### [Task prompt]
Go through the listing and copy each line with the string "Echo".

### [Given information]
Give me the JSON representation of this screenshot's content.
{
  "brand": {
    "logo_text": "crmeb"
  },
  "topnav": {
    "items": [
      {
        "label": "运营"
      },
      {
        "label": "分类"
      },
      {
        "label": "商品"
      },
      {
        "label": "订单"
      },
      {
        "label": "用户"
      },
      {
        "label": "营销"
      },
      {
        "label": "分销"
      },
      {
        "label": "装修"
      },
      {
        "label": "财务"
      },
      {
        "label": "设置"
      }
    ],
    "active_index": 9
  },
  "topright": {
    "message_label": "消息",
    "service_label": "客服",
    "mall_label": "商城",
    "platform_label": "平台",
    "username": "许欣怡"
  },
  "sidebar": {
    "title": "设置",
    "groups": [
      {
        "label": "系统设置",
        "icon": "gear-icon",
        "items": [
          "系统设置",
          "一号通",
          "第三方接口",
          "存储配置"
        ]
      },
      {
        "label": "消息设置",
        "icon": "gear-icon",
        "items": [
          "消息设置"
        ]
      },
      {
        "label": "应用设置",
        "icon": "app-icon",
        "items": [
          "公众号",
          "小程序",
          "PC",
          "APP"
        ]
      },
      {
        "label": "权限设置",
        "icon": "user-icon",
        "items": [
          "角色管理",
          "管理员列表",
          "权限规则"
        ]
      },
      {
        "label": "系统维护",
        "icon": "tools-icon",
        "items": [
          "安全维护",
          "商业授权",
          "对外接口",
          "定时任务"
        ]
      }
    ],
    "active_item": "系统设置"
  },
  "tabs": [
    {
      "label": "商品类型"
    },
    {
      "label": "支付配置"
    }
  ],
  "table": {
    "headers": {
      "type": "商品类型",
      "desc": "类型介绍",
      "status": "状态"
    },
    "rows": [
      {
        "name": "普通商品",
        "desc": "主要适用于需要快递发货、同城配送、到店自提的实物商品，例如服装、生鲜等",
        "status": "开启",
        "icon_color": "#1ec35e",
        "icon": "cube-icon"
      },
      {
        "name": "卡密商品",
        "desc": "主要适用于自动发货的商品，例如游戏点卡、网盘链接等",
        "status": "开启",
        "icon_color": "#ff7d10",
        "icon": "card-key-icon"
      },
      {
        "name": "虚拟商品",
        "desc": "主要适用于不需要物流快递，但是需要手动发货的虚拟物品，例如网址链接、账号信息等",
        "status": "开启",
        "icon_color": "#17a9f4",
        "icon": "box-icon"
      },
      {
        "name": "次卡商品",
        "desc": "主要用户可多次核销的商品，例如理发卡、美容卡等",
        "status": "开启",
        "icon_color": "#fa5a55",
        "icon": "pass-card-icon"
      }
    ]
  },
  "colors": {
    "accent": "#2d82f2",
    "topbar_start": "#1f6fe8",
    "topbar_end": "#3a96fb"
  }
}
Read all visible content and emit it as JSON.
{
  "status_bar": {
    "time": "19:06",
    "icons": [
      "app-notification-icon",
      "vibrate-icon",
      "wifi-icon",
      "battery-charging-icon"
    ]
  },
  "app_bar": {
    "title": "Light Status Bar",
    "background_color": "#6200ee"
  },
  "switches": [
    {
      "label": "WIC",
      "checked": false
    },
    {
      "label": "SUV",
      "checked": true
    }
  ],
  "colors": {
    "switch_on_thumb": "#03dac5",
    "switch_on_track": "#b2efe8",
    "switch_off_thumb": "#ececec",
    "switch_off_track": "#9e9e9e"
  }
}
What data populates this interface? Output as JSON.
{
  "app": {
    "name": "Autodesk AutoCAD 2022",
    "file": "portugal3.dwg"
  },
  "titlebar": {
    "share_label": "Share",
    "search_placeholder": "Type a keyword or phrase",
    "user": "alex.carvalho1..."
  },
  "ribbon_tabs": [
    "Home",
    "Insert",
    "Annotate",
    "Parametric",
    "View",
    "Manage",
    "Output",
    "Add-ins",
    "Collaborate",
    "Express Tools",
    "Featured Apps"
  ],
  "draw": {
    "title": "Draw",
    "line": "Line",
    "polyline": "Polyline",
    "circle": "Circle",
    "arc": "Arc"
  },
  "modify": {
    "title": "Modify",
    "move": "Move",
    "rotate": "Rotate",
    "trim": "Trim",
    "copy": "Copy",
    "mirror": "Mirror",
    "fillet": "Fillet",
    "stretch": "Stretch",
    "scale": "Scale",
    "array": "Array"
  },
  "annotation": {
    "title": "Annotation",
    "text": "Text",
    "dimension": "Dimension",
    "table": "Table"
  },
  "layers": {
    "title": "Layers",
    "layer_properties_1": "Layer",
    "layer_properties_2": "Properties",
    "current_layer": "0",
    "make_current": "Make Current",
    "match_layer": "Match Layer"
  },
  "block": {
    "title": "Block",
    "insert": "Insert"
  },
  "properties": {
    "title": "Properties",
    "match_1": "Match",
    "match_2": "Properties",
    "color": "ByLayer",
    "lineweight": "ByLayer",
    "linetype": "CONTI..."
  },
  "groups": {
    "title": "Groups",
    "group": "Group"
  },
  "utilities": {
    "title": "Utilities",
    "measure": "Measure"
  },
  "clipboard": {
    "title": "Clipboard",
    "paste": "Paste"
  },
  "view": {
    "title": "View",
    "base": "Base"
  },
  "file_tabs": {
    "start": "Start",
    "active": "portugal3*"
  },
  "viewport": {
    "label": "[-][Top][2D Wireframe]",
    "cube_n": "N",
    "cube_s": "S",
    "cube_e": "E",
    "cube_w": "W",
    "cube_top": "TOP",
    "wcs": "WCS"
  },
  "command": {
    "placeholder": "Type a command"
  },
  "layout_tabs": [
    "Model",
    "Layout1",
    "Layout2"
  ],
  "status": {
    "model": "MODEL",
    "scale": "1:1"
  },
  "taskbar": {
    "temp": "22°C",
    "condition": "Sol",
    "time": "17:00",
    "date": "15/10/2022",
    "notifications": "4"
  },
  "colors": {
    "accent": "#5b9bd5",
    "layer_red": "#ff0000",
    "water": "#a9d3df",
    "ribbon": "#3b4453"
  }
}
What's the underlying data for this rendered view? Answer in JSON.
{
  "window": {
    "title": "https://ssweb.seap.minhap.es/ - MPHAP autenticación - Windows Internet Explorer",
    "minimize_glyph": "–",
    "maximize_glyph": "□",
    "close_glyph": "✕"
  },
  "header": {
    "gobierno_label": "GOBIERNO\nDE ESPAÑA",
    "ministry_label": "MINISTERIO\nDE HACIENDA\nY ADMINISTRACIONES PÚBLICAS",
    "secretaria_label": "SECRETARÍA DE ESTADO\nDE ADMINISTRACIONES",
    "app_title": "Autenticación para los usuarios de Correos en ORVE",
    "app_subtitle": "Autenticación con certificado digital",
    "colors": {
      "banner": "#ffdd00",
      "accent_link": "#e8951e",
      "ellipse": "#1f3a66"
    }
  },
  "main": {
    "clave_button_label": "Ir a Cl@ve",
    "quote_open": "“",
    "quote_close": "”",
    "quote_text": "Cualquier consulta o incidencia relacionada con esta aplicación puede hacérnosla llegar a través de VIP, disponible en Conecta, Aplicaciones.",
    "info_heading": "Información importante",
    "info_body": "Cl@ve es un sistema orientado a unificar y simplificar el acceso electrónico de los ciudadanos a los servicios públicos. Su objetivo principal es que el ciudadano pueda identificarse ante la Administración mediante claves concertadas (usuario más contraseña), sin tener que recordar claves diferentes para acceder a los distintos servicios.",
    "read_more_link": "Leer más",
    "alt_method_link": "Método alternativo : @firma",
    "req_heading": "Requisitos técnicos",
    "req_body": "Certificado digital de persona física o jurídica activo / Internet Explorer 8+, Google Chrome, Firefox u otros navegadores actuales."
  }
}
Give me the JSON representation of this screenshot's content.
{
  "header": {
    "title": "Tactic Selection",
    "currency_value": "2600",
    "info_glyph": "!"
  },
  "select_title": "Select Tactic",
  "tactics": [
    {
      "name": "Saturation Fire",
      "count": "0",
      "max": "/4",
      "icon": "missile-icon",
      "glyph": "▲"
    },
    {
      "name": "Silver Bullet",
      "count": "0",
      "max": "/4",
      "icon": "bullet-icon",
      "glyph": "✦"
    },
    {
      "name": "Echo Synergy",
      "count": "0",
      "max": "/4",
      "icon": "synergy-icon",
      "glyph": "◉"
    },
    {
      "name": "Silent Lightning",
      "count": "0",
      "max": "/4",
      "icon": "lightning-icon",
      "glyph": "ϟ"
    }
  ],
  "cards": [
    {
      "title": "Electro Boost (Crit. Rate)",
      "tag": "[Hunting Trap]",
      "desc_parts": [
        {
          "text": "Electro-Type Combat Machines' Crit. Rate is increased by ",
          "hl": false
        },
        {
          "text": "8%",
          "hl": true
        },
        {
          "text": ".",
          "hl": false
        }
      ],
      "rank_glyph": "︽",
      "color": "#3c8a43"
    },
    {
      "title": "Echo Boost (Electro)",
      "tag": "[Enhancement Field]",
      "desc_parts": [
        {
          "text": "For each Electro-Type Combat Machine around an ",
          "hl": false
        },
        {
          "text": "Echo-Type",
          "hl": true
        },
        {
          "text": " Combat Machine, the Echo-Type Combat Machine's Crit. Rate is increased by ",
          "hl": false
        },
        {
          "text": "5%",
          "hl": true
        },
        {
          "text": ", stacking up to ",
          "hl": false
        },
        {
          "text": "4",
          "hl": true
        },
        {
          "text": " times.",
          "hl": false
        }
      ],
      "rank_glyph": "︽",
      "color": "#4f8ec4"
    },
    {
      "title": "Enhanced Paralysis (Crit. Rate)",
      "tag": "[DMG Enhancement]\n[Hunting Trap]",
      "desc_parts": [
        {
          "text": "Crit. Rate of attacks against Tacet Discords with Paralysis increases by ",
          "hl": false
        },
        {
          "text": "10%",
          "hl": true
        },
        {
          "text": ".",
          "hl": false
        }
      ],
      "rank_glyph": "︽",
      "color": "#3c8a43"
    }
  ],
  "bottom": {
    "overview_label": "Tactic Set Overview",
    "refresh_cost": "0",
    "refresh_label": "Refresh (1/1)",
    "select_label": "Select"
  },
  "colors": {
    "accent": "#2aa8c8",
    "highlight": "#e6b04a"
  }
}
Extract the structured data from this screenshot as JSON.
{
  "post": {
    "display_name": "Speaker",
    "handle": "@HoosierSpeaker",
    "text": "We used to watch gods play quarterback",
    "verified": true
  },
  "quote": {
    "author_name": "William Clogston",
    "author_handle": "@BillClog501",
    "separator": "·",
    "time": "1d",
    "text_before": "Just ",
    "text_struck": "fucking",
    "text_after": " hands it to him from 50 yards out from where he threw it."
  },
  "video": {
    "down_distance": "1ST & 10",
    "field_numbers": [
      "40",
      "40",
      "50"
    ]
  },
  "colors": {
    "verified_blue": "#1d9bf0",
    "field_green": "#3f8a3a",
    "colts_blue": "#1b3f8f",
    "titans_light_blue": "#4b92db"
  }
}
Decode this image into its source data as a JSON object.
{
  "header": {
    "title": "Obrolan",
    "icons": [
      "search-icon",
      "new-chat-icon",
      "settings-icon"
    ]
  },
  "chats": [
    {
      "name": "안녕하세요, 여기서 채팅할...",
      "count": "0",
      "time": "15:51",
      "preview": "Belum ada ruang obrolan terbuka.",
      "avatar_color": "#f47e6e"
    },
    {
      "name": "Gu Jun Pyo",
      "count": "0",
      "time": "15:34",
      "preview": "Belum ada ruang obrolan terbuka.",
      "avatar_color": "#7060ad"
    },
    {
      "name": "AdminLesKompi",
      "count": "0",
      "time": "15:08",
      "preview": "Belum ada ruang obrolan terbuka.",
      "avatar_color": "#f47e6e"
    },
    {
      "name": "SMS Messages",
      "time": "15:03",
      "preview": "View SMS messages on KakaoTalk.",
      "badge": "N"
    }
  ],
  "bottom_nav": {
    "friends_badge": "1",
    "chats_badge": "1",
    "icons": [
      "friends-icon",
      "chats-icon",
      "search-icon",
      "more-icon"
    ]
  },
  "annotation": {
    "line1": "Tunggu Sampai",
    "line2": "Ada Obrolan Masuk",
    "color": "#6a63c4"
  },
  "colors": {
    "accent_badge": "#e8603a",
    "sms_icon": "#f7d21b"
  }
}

### [Solution for this task]
      "name": "Echo Synergy",
      "title": "Echo Boost (Electro)",
          "text": "Echo-Type",
          "text": " Combat Machine, the Echo-Type Combat Machine's Crit. Rate is increased by ",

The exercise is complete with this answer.